:: AVAILABLE RECORDS ::
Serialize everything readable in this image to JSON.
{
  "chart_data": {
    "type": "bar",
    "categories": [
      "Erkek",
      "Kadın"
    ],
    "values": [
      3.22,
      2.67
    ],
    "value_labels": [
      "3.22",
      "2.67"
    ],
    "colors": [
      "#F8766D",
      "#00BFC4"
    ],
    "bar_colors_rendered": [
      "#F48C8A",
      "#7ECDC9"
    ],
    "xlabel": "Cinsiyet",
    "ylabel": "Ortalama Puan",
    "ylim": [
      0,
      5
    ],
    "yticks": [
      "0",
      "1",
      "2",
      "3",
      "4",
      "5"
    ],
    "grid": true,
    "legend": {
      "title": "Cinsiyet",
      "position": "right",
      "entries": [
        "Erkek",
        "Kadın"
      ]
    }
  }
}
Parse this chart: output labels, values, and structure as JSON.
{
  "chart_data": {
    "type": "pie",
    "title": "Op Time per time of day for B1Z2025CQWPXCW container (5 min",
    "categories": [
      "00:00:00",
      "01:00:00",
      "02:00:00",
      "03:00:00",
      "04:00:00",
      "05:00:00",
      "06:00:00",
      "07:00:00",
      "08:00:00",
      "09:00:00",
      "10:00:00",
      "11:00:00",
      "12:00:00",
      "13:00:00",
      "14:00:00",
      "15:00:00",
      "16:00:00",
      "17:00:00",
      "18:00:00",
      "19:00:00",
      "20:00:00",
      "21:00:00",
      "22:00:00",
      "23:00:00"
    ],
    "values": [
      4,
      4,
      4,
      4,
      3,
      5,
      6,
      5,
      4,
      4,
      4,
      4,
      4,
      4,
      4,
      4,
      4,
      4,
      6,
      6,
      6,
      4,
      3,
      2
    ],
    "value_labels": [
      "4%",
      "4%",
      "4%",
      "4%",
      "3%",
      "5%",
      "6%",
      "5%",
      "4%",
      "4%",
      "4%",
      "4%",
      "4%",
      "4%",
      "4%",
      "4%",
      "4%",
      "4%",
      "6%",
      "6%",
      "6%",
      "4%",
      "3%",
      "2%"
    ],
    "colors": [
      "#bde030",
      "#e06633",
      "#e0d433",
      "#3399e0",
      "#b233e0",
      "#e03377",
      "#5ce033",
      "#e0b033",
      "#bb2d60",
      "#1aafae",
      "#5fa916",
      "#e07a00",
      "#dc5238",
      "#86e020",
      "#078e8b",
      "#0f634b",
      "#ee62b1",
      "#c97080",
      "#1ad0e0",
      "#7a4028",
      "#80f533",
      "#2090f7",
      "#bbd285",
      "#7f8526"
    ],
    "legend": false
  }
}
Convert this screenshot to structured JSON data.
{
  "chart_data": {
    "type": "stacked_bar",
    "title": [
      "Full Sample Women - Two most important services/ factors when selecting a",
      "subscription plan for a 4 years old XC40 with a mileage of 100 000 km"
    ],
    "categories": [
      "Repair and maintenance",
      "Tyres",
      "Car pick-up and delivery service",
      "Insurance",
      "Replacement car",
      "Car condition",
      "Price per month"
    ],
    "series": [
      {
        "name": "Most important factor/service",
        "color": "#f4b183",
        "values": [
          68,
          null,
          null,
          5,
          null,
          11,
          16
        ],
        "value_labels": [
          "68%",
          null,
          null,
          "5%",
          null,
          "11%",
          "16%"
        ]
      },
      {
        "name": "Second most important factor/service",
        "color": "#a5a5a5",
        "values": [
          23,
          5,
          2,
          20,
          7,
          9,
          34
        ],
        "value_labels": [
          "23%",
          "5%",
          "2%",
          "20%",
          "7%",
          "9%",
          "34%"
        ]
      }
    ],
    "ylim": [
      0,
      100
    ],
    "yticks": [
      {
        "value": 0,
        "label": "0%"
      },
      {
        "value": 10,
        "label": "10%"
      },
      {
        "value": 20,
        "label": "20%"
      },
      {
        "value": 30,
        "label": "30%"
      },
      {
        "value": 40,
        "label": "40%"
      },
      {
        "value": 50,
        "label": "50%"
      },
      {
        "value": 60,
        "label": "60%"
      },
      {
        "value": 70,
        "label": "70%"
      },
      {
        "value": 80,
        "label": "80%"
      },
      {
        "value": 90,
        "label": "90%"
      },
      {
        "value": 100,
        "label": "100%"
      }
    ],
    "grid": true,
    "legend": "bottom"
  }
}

:: WHAT YOU NEED TO DO ::
Every line of the records that includes the word "name" should be gathered.

:: SOLUTION ::
        "name": "Most important factor/service",
        "name": "Second most important factor/service",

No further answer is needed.